=== Problem details ===
Report every line in the listing that contains the string "phase".

Start Data shown

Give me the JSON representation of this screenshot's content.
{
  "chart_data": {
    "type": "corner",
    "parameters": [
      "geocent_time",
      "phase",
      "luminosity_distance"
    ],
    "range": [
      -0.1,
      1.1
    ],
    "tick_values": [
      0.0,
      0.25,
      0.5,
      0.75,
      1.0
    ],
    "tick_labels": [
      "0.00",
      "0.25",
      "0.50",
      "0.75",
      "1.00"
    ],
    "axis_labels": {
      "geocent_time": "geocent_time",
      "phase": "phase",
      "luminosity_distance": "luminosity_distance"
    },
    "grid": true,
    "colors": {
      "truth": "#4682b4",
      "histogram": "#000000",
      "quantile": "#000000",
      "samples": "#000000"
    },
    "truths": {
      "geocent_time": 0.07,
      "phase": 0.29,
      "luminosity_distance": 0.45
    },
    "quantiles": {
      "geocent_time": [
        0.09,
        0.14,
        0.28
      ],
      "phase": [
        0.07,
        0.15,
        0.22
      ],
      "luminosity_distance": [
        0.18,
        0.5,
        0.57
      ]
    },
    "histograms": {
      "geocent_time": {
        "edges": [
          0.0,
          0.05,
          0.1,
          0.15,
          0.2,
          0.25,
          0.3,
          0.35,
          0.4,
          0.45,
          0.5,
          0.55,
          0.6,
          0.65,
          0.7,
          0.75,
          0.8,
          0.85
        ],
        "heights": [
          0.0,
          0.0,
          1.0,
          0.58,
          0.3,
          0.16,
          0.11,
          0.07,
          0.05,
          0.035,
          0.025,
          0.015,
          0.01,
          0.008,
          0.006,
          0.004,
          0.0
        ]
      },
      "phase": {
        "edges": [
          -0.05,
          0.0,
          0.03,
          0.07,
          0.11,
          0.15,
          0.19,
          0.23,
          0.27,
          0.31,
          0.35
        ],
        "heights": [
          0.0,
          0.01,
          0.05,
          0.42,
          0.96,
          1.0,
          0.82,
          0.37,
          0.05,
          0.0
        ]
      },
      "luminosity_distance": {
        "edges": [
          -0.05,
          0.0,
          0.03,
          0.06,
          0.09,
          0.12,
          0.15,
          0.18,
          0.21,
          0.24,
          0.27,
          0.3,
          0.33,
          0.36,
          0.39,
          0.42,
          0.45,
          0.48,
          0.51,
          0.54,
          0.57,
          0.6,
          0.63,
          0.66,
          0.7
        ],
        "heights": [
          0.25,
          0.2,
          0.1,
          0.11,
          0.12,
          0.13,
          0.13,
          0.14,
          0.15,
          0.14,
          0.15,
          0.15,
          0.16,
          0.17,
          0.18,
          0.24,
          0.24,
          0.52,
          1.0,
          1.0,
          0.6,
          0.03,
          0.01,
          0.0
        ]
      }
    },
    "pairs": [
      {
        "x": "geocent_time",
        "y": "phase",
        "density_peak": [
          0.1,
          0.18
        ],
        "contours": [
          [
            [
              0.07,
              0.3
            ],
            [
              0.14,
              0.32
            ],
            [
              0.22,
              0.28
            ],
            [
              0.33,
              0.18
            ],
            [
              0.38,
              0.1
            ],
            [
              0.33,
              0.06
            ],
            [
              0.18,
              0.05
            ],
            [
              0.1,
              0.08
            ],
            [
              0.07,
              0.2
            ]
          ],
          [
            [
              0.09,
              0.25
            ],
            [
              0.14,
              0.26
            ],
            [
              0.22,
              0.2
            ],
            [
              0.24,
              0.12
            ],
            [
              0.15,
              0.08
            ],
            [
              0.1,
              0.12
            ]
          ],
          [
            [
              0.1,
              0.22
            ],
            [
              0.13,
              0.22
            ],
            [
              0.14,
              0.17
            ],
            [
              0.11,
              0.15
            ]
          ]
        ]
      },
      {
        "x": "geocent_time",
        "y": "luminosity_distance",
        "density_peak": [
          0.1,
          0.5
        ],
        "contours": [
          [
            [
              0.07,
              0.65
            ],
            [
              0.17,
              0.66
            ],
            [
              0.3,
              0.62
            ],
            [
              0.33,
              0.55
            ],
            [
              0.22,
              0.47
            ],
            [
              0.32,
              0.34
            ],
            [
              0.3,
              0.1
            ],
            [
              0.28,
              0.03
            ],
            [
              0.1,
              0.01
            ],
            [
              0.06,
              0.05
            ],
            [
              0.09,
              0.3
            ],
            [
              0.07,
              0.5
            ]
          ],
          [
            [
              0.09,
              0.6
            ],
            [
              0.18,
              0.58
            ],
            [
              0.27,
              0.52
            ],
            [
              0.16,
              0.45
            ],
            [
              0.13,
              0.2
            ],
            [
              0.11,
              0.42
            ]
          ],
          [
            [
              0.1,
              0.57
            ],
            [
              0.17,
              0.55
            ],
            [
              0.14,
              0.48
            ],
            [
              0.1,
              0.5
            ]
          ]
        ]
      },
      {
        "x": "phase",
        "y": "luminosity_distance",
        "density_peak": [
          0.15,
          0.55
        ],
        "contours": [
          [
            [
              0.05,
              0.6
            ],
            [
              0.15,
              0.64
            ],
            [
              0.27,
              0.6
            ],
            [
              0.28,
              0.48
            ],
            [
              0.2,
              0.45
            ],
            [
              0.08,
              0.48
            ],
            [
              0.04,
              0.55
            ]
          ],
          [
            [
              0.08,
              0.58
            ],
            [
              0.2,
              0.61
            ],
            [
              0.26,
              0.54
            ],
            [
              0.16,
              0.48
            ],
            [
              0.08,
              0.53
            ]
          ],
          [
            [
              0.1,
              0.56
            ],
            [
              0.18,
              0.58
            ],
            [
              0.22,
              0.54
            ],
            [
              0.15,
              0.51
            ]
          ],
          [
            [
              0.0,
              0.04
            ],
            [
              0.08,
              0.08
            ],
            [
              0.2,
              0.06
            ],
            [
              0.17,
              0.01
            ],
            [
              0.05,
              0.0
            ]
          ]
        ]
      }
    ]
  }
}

End Data shown

=== Answer ===
      "phase",
      "phase": "phase",
      "phase": 0.29,
      "phase": [
      "phase": {
        "y": "phase",
        "x": "phase",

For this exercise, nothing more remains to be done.